(Dataset entries)
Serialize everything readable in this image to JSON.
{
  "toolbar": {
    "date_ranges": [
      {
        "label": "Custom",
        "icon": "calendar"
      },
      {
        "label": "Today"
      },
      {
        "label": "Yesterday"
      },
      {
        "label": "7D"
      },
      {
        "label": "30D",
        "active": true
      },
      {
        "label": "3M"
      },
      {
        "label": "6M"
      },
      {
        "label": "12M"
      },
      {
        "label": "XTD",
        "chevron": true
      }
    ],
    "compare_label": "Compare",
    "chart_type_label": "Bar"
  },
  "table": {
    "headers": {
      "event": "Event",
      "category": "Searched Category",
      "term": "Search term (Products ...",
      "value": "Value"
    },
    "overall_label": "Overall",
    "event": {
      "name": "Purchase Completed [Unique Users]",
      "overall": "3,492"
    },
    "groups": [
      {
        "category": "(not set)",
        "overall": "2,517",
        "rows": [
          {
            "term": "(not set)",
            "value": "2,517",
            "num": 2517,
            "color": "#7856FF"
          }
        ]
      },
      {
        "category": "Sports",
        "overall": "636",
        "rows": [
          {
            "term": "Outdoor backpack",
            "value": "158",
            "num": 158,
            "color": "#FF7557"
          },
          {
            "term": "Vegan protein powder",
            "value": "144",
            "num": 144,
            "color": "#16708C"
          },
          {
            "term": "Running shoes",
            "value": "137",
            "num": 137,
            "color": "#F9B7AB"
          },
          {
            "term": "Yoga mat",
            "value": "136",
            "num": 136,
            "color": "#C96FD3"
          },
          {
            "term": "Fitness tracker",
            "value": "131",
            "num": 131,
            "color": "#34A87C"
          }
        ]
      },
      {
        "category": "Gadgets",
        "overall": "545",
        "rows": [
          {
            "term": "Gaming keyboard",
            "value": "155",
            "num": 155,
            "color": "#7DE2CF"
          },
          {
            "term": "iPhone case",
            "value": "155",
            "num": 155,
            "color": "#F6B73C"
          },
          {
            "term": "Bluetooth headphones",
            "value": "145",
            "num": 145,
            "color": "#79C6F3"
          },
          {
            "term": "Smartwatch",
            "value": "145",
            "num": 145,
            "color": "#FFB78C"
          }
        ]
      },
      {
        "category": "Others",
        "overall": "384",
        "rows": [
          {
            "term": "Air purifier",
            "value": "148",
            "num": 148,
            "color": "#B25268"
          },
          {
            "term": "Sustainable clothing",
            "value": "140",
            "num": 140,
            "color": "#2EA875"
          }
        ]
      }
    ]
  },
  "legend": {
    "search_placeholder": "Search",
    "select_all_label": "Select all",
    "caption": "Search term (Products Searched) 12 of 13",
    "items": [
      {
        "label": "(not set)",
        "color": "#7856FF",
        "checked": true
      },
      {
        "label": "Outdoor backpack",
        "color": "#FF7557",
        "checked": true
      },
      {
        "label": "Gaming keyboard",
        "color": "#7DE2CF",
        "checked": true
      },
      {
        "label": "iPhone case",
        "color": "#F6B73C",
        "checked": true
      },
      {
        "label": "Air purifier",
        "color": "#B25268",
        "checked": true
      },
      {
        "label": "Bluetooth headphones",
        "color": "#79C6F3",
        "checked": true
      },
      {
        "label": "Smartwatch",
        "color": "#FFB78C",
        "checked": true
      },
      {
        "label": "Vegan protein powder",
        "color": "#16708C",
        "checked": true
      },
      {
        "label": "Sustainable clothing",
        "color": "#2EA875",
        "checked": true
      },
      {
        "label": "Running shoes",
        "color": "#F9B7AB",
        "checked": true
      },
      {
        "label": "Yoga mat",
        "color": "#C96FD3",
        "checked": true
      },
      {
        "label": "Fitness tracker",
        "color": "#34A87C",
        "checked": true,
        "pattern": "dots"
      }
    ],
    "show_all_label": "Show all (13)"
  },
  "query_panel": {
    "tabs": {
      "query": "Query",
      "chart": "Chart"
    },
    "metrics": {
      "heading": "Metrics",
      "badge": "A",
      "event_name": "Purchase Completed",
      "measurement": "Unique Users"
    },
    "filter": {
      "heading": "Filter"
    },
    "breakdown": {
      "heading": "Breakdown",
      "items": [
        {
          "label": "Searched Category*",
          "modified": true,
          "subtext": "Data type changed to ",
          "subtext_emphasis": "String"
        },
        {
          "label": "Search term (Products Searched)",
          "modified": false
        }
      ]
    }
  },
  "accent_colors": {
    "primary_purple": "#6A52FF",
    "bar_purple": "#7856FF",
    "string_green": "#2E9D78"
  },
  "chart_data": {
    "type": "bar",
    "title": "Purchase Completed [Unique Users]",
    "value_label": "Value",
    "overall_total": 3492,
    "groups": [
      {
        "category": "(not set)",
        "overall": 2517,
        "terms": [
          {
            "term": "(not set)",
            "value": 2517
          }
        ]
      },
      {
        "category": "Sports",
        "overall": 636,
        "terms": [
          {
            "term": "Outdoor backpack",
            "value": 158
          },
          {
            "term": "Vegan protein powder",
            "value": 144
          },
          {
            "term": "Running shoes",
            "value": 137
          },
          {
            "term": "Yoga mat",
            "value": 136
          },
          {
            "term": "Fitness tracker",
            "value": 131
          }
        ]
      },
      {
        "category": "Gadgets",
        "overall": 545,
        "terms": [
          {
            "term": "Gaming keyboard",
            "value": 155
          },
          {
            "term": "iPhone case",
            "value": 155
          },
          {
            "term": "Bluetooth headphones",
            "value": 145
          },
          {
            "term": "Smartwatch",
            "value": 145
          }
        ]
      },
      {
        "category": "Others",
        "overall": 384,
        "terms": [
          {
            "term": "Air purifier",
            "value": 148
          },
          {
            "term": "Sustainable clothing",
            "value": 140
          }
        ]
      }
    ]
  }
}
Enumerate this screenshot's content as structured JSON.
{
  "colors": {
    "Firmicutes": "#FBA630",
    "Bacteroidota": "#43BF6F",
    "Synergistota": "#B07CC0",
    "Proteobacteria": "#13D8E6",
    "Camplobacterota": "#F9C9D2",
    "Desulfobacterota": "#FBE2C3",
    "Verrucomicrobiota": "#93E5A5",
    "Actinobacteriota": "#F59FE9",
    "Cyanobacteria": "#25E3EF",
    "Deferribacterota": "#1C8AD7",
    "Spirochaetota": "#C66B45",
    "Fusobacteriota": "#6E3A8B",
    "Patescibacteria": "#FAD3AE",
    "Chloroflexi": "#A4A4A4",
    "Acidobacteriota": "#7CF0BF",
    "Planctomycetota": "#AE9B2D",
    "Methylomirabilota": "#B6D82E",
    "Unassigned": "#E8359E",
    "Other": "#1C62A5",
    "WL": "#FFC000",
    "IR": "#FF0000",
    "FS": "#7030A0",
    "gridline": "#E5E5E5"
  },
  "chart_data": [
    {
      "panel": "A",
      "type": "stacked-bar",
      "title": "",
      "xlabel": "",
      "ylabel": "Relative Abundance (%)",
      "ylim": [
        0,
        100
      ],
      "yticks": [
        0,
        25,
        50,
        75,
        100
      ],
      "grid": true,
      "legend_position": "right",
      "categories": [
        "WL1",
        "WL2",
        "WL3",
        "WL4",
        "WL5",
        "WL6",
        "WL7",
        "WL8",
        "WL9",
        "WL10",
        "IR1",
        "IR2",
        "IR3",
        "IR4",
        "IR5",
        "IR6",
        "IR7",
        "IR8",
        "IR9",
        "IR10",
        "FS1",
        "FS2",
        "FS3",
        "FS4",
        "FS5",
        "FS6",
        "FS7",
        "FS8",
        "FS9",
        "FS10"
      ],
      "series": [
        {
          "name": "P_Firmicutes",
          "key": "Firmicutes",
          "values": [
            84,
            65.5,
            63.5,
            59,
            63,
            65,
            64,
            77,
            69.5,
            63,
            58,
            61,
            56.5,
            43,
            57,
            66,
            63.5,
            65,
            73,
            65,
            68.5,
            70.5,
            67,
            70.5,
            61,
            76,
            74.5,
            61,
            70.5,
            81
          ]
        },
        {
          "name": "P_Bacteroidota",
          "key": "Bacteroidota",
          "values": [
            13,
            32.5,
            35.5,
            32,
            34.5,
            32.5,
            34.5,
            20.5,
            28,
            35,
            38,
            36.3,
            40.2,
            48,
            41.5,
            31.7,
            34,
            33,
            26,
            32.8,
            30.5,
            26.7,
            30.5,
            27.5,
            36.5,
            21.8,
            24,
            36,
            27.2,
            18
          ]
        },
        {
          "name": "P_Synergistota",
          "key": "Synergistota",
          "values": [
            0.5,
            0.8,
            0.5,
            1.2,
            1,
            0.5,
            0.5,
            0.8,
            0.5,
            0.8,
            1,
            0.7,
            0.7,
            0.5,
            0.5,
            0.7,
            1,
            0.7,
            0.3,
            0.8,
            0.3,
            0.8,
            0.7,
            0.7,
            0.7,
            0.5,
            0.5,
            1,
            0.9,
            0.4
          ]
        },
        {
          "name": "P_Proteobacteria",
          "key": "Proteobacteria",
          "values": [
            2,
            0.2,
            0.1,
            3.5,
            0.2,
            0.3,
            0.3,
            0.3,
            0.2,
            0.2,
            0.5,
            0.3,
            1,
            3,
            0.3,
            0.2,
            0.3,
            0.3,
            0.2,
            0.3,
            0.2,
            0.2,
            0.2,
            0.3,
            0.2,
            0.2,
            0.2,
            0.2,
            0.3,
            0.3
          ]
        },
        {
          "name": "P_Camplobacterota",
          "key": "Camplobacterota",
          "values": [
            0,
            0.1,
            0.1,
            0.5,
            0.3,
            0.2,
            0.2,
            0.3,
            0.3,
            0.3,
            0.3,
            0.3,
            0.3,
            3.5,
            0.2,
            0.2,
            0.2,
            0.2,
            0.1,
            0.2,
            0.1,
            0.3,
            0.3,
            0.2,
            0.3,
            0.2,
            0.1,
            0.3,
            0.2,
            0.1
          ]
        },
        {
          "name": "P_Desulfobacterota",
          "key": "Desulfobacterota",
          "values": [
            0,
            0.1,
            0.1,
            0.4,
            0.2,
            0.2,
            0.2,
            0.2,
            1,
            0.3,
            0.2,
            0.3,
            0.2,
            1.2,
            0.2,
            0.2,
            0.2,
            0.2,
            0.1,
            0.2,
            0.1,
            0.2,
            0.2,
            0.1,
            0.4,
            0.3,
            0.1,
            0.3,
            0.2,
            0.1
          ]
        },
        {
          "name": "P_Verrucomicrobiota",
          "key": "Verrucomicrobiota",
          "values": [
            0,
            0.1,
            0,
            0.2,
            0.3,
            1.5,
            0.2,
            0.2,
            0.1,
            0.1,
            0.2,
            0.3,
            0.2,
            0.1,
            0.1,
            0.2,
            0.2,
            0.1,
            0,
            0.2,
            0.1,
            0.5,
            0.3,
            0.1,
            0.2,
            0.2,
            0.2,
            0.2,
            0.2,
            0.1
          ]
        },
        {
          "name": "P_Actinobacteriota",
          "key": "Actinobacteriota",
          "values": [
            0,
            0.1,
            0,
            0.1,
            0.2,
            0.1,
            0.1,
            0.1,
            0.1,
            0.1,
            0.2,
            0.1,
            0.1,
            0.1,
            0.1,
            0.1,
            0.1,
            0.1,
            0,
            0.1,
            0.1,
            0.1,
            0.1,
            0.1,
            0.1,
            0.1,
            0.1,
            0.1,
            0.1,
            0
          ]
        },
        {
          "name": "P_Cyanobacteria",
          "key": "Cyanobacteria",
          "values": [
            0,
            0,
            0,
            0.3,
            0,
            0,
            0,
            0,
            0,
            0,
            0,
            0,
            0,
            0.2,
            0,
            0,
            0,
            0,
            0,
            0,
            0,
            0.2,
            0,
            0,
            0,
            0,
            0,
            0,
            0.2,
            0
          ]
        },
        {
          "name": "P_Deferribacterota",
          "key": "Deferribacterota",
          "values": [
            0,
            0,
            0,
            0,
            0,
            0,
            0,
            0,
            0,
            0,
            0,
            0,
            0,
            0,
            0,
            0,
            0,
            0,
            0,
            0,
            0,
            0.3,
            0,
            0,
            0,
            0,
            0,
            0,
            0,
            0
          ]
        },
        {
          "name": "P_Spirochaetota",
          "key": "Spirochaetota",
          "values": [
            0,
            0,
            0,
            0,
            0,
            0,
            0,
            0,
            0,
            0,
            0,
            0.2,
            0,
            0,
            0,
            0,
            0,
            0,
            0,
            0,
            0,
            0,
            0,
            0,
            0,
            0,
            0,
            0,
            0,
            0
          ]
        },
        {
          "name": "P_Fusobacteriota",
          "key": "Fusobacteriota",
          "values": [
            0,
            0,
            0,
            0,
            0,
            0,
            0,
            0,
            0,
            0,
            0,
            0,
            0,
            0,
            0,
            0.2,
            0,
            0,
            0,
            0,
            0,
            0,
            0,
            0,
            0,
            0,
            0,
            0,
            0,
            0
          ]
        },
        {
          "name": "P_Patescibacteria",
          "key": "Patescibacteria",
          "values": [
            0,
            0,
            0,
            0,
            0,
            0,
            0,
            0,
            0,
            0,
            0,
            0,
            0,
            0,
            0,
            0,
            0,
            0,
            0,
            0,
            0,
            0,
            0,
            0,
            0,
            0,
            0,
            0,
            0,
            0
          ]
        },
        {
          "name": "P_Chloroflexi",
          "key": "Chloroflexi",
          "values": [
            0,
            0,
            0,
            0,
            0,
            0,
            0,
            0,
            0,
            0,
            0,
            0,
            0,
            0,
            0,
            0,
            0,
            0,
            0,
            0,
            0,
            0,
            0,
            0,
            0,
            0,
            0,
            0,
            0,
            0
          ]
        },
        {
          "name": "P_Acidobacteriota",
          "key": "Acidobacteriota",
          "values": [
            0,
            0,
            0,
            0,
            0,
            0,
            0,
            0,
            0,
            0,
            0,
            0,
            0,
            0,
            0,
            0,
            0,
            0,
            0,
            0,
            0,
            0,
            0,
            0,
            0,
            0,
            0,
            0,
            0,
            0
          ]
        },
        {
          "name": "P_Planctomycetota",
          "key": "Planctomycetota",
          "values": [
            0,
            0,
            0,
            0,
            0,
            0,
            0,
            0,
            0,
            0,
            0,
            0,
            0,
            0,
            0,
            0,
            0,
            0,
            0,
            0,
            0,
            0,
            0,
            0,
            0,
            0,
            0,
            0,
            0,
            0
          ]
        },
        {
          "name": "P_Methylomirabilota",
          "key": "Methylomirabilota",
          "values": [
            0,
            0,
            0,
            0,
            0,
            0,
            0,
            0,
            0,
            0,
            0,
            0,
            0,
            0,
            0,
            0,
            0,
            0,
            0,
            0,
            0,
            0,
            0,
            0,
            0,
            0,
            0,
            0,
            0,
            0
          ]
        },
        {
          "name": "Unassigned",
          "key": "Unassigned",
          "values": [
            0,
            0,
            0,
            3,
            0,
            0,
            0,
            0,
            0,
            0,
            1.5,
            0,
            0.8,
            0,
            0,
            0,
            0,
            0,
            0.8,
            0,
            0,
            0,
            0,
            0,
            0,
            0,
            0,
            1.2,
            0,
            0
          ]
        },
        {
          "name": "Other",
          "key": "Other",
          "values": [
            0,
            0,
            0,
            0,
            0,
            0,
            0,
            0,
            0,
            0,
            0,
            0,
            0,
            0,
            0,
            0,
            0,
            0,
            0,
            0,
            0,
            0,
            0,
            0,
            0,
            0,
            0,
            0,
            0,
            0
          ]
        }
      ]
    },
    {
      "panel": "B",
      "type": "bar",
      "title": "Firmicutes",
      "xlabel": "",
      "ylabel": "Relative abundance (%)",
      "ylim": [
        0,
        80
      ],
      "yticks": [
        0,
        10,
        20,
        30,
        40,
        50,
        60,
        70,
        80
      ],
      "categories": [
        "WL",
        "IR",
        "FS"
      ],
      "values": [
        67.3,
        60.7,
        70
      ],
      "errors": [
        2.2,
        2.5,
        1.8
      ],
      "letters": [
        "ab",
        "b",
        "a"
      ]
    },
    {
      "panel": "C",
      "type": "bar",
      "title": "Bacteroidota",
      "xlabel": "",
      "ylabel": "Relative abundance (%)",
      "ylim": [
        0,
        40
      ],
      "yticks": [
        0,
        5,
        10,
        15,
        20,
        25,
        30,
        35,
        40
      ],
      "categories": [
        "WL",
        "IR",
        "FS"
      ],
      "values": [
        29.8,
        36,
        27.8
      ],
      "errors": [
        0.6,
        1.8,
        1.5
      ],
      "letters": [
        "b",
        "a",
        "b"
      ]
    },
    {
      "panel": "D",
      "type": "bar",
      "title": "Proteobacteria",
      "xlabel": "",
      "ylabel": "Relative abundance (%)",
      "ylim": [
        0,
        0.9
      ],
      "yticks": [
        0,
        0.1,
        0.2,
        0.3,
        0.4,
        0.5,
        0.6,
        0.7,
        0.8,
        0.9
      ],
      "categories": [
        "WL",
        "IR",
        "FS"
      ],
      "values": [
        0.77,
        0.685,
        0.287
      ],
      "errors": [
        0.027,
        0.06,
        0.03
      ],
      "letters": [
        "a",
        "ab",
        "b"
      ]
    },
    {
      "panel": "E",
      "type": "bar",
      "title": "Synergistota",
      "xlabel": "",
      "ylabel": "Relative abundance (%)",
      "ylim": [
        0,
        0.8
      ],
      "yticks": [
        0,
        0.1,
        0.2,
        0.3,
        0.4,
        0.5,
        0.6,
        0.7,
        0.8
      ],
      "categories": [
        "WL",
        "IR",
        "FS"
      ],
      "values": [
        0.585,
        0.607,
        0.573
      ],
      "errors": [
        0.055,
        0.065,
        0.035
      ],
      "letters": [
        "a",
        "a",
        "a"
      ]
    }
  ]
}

Requirement — Wherever the word "Unassigned" appears in a line of the data above, copy that line.

Written solution —
    "Unassigned": "#E8359E",
          "name": "Unassigned",
          "key": "Unassigned",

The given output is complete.